*Set task*:
Would you transcribe the listing that follows, character for character, and omit its images?

·····

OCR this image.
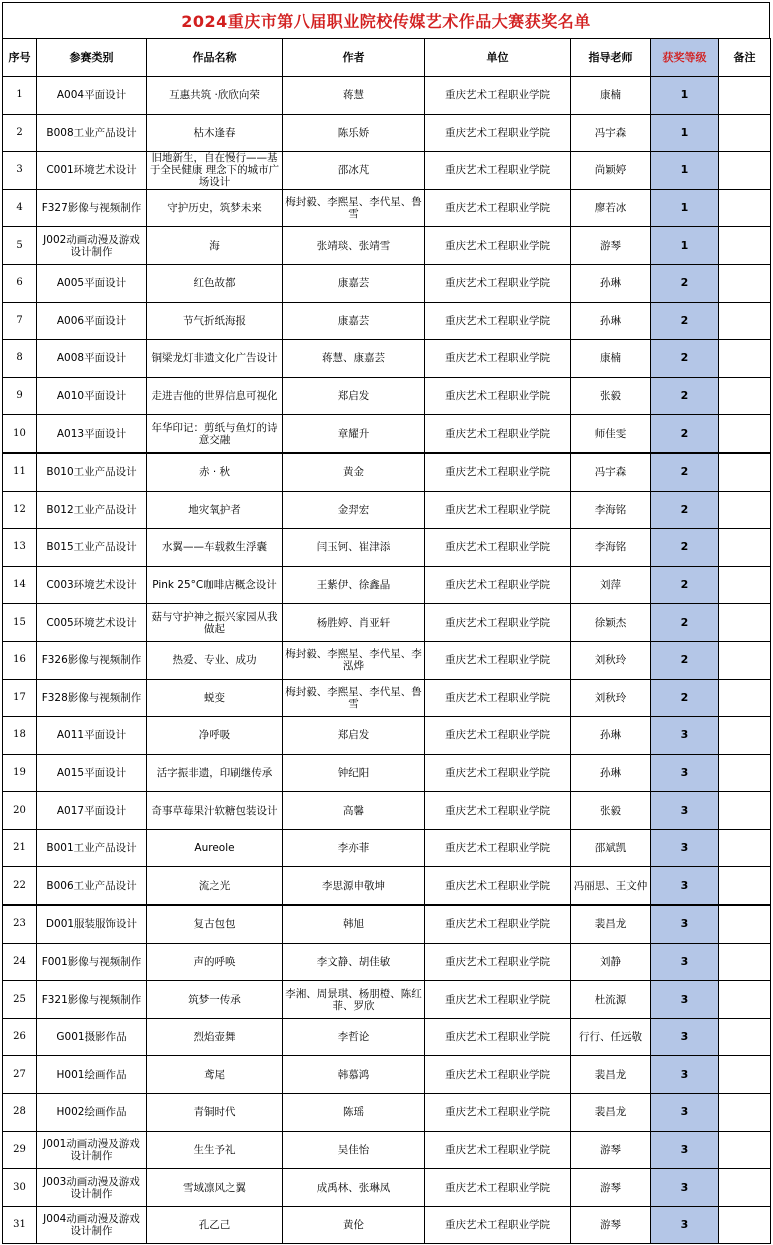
2024重庆市第八届职业院校传媒艺术作品大赛获奖名单
序号	参赛类别	作品名称	作者	单位	指导老师	获奖等级	备注

1	A004平面设计	互惠共筑 ·欣欣向荣	蒋慧	重庆艺术工程职业学院	康楠	1	

2	B008工业产品设计	枯木逢春	陈乐娇	重庆艺术工程职业学院	冯宇森	1	

3	C001环境艺术设计	旧地新生，自在慢行——基于全民健康 理念下的城市广场设计	邵冰芃	重庆艺术工程职业学院	尚颖婷	1	

4	F327影像与视频制作	守护历史，筑梦未来	梅封毅、李熙星、李代星、鲁雪	重庆艺术工程职业学院	廖若冰	1	

5	J002动画动漫及游戏设计制作	海	张靖琰、张靖雪	重庆艺术工程职业学院	游琴	1	

6	A005平面设计	红色故都	康嘉芸	重庆艺术工程职业学院	孙琳	2	

7	A006平面设计	节气折纸海报	康嘉芸	重庆艺术工程职业学院	孙琳	2	

8	A008平面设计	铜梁龙灯非遗文化广告设计	蒋慧、康嘉芸	重庆艺术工程职业学院	康楠	2	

9	A010平面设计	走进吉他的世界信息可视化	郑启发	重庆艺术工程职业学院	张毅	2	

10	A013平面设计	年华印记：剪纸与鱼灯的诗意交融	章耀升	重庆艺术工程职业学院	师佳雯	2	

11	B010工业产品设计	赤 · 秋	黄金	重庆艺术工程职业学院	冯宇森	2	

12	B012工业产品设计	地灾氧护者	金羿宏	重庆艺术工程职业学院	李海铭	2	

13	B015工业产品设计	水翼——车载救生浮囊	闫玉钶、崔津添	重庆艺术工程职业学院	李海铭	2	

14	C003环境艺术设计	Pink 25°C咖啡店概念设计	王紫伊、徐鑫晶	重庆艺术工程职业学院	刘萍	2	

15	C005环境艺术设计	菇与守护神之振兴家园从我做起	杨胜婷、肖亚轩	重庆艺术工程职业学院	徐颖杰	2	

16	F326影像与视频制作	热爱、专业、成功	梅封毅、李熙星、李代星、李泓烨	重庆艺术工程职业学院	刘秋玲	2	

17	F328影像与视频制作	蜕变	梅封毅、李熙星、李代星、鲁雪	重庆艺术工程职业学院	刘秋玲	2	

18	A011平面设计	净呼吸	郑启发	重庆艺术工程职业学院	孙琳	3	

19	A015平面设计	活字振非遗，印刷继传承	钟纪阳	重庆艺术工程职业学院	孙琳	3	

20	A017平面设计	奇事草莓果汁软糖包装设计	高馨	重庆艺术工程职业学院	张毅	3	

21	B001工业产品设计	Aureole	李亦菲	重庆艺术工程职业学院	邵斌凯	3	

22	B006工业产品设计	流之光	李思源申敬坤	重庆艺术工程职业学院	冯丽思、王文仲	3	

23	D001服装服饰设计	复古包包	韩旭	重庆艺术工程职业学院	裴昌龙	3	

24	F001影像与视频制作	声的呼唤	李文静、胡佳敏	重庆艺术工程职业学院	刘静	3	

25	F321影像与视频制作	筑梦一传承	李湘、周景琪、杨朋橙、陈红菲、罗欣	重庆艺术工程职业学院	杜流源	3	

26	G001摄影作品	烈焰壶舞	李哲论	重庆艺术工程职业学院	行行、任远敬	3	

27	H001绘画作品	鸢尾	韩慕鸿	重庆艺术工程职业学院	裴昌龙	3	

28	H002绘画作品	青铜时代	陈瑶	重庆艺术工程职业学院	裴昌龙	3	

29	J001动画动漫及游戏设计制作	生生予礼	吴佳怡	重庆艺术工程职业学院	游琴	3	

30	J003动画动漫及游戏设计制作	雪域凛风之翼	成禹林、张琳凤	重庆艺术工程职业学院	游琴	3	

31	J004动画动漫及游戏设计制作	孔乙己	黄伦	重庆艺术工程职业学院	游琴	3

·····

*Answer in full*:
OCR this image.
2024重庆市第八届职业院校传媒艺术作品大赛获奖名单
序号	参赛类别	作品名称	作者	单位	指导老师	获奖等级	备注

1	A004平面设计	互惠共筑 ·欣欣向荣	蒋慧	重庆艺术工程职业学院	康楠	1	

2	B008工业产品设计	枯木逢春	陈乐娇	重庆艺术工程职业学院	冯宇森	1	

3	C001环境艺术设计	旧地新生，自在慢行——基于全民健康 理念下的城市广场设计	邵冰芃	重庆艺术工程职业学院	尚颖婷	1	

4	F327影像与视频制作	守护历史，筑梦未来	梅封毅、李熙星、李代星、鲁雪	重庆艺术工程职业学院	廖若冰	1	

5	J002动画动漫及游戏设计制作	海	张靖琰、张靖雪	重庆艺术工程职业学院	游琴	1	

6	A005平面设计	红色故都	康嘉芸	重庆艺术工程职业学院	孙琳	2	

7	A006平面设计	节气折纸海报	康嘉芸	重庆艺术工程职业学院	孙琳	2	

8	A008平面设计	铜梁龙灯非遗文化广告设计	蒋慧、康嘉芸	重庆艺术工程职业学院	康楠	2	

9	A010平面设计	走进吉他的世界信息可视化	郑启发	重庆艺术工程职业学院	张毅	2	

10	A013平面设计	年华印记：剪纸与鱼灯的诗意交融	章耀升	重庆艺术工程职业学院	师佳雯	2	

11	B010工业产品设计	赤 · 秋	黄金	重庆艺术工程职业学院	冯宇森	2	

12	B012工业产品设计	地灾氧护者	金羿宏	重庆艺术工程职业学院	李海铭	2	

13	B015工业产品设计	水翼——车载救生浮囊	闫玉钶、崔津添	重庆艺术工程职业学院	李海铭	2	

14	C003环境艺术设计	Pink 25°C咖啡店概念设计	王紫伊、徐鑫晶	重庆艺术工程职业学院	刘萍	2	

15	C005环境艺术设计	菇与守护神之振兴家园从我做起	杨胜婷、肖亚轩	重庆艺术工程职业学院	徐颖杰	2	

16	F326影像与视频制作	热爱、专业、成功	梅封毅、李熙星、李代星、李泓烨	重庆艺术工程职业学院	刘秋玲	2	

17	F328影像与视频制作	蜕变	梅封毅、李熙星、李代星、鲁雪	重庆艺术工程职业学院	刘秋玲	2	

18	A011平面设计	净呼吸	郑启发	重庆艺术工程职业学院	孙琳	3	

19	A015平面设计	活字振非遗，印刷继传承	钟纪阳	重庆艺术工程职业学院	孙琳	3	

20	A017平面设计	奇事草莓果汁软糖包装设计	高馨	重庆艺术工程职业学院	张毅	3	

21	B001工业产品设计	Aureole	李亦菲	重庆艺术工程职业学院	邵斌凯	3	

22	B006工业产品设计	流之光	李思源申敬坤	重庆艺术工程职业学院	冯丽思、王文仲	3	

23	D001服装服饰设计	复古包包	韩旭	重庆艺术工程职业学院	裴昌龙	3	

24	F001影像与视频制作	声的呼唤	李文静、胡佳敏	重庆艺术工程职业学院	刘静	3	

25	F321影像与视频制作	筑梦一传承	李湘、周景琪、杨朋橙、陈红菲、罗欣	重庆艺术工程职业学院	杜流源	3	

26	G001摄影作品	烈焰壶舞	李哲论	重庆艺术工程职业学院	行行、任远敬	3	

27	H001绘画作品	鸢尾	韩慕鸿	重庆艺术工程职业学院	裴昌龙	3	

28	H002绘画作品	青铜时代	陈瑶	重庆艺术工程职业学院	裴昌龙	3	

29	J001动画动漫及游戏设计制作	生生予礼	吴佳怡	重庆艺术工程职业学院	游琴	3	

30	J003动画动漫及游戏设计制作	雪域凛风之翼	成禹林、张琳凤	重庆艺术工程职业学院	游琴	3	

31	J004动画动漫及游戏设计制作	孔乙己	黄伦	重庆艺术工程职业学院	游琴	3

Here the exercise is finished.